What the task asks: Find every line below that contains the word "screenshot" and copy it out.

Data for this task:
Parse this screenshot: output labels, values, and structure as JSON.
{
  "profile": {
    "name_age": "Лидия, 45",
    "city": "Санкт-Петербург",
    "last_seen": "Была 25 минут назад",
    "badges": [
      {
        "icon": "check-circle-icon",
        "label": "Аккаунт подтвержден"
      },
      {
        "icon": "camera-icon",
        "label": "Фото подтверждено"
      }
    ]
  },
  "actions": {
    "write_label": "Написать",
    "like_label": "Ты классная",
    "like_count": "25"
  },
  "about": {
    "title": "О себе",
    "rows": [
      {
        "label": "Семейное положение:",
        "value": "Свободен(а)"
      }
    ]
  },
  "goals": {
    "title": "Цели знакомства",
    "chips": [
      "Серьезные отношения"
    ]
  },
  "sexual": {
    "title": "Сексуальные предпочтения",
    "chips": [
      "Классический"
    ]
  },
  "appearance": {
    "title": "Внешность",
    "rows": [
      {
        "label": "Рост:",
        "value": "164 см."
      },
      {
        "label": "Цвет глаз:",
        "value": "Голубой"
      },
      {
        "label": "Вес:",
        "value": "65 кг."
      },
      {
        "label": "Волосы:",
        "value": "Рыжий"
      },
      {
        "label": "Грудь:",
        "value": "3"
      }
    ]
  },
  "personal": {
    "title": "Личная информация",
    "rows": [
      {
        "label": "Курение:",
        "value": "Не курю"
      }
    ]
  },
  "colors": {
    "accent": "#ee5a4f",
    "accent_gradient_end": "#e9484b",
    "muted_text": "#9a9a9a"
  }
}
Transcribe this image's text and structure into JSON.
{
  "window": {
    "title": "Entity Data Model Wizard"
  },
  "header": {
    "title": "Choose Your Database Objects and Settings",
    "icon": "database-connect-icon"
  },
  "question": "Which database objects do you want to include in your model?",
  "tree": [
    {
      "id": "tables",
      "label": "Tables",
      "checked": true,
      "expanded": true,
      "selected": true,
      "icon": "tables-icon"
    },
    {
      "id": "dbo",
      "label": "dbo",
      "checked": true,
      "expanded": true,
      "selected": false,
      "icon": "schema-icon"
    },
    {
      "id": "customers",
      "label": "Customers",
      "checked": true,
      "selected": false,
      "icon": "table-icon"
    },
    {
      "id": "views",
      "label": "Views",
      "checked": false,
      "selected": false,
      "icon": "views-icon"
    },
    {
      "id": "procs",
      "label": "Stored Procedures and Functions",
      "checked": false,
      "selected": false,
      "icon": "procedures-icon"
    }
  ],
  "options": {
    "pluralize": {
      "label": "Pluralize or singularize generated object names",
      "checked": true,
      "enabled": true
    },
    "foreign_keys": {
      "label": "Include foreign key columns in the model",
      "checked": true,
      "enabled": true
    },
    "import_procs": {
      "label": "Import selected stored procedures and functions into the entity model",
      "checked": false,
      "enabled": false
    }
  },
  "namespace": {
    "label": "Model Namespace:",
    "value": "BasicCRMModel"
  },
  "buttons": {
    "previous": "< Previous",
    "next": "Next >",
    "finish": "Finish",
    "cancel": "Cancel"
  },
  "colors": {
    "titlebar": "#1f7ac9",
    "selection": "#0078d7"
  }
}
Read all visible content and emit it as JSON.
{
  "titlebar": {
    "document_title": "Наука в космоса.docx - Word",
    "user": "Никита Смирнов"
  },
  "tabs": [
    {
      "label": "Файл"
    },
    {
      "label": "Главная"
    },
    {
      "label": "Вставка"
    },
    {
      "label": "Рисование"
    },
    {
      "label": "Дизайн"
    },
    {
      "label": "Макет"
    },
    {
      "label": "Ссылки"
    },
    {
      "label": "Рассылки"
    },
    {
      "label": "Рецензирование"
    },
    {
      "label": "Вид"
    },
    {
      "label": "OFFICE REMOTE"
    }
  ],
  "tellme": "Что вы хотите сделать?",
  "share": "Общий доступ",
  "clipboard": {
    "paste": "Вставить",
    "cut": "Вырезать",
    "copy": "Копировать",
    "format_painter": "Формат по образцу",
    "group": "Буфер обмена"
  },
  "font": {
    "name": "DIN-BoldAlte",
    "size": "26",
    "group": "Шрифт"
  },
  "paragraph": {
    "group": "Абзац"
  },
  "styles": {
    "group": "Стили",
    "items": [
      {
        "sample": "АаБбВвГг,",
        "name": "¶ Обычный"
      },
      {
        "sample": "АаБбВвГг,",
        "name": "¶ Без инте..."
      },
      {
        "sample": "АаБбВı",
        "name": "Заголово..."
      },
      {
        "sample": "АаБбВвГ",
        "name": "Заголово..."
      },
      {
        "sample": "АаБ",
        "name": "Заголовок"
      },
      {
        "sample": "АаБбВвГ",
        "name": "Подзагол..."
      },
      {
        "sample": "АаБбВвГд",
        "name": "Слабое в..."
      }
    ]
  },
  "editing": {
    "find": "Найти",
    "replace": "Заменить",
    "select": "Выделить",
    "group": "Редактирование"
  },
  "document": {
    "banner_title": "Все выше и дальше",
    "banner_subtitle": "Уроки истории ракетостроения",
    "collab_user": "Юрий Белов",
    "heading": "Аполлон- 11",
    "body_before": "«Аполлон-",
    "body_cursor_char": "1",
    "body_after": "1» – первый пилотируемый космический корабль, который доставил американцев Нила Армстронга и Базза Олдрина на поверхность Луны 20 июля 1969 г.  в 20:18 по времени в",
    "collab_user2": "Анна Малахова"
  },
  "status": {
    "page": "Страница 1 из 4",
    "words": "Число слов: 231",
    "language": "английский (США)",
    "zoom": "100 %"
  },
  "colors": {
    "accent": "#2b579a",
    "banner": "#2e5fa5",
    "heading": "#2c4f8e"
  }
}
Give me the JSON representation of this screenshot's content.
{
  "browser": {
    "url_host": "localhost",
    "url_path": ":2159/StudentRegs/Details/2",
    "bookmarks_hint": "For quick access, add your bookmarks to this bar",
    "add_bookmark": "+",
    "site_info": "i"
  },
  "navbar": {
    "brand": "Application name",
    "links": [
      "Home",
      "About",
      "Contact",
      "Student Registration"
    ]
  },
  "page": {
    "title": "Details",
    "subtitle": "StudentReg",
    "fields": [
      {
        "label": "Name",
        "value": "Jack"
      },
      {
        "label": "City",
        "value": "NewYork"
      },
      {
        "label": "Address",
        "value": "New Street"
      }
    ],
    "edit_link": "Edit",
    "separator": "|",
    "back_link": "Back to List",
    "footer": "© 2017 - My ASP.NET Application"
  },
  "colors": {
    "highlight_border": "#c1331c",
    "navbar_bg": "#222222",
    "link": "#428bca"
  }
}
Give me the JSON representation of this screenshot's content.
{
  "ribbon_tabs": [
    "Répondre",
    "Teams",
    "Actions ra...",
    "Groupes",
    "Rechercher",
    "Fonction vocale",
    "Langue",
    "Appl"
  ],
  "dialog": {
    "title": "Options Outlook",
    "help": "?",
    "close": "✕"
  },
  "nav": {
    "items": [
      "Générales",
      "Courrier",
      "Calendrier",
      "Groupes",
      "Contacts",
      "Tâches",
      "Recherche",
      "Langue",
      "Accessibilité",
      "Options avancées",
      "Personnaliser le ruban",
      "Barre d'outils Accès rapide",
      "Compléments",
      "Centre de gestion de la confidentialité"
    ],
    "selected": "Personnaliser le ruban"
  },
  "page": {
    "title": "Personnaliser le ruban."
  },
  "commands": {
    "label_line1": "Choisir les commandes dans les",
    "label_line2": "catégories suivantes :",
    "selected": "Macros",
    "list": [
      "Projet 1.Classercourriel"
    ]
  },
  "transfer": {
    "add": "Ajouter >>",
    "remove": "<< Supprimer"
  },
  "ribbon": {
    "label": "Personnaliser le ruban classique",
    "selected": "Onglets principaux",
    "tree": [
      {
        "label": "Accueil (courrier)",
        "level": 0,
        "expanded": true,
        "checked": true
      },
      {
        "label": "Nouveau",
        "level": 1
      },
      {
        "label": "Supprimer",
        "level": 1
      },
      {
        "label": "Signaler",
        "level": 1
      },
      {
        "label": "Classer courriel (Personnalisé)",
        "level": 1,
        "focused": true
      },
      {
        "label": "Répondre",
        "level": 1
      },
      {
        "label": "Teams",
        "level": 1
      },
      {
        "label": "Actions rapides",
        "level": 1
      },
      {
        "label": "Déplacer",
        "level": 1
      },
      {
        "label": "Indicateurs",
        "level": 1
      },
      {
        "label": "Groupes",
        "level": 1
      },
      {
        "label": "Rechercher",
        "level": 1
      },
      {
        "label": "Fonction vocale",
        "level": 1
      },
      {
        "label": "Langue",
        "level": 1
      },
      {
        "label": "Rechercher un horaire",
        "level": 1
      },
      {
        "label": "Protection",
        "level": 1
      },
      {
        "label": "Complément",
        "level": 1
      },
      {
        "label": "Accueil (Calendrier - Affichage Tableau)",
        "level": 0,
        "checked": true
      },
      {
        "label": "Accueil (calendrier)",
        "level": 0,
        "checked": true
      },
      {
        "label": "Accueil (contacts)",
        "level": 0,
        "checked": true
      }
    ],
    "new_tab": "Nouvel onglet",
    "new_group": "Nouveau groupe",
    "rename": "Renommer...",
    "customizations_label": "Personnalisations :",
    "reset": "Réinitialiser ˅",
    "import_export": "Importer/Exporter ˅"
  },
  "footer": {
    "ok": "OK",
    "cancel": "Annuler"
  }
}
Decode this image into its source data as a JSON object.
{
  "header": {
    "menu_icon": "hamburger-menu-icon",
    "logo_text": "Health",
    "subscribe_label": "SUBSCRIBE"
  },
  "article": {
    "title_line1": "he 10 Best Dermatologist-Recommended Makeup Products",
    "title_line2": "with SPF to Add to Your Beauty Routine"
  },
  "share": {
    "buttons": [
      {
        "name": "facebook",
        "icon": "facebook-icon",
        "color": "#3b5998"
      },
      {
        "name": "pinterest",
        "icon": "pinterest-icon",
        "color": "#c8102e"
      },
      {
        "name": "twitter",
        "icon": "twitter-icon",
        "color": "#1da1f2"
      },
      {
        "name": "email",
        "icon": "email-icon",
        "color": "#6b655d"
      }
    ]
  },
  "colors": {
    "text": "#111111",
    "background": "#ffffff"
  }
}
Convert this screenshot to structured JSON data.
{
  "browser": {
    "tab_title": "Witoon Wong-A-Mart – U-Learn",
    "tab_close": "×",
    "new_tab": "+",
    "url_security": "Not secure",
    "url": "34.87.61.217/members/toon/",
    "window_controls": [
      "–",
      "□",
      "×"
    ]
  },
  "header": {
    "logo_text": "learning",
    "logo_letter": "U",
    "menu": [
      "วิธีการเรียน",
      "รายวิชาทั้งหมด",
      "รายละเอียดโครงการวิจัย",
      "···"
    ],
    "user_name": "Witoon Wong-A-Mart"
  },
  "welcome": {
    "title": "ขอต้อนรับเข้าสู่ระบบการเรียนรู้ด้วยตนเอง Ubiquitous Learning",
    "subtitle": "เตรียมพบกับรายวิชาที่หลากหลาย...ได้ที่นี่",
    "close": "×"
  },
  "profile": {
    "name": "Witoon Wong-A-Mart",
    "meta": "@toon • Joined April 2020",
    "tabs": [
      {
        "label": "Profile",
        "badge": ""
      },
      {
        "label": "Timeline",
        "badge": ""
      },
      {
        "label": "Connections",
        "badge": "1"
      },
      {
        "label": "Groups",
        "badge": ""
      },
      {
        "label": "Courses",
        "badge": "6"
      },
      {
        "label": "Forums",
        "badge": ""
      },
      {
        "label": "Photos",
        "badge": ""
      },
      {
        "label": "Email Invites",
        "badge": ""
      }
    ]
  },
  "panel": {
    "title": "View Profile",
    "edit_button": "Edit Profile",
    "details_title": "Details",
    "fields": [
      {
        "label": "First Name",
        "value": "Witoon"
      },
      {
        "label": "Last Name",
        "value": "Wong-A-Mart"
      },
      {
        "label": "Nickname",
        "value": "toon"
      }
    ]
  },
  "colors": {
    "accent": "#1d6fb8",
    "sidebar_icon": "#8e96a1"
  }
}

Expected answer:
Parse this screenshot: output labels, values, and structure as JSON.
Give me the JSON representation of this screenshot's content.
Give me the JSON representation of this screenshot's content.
Convert this screenshot to structured JSON data.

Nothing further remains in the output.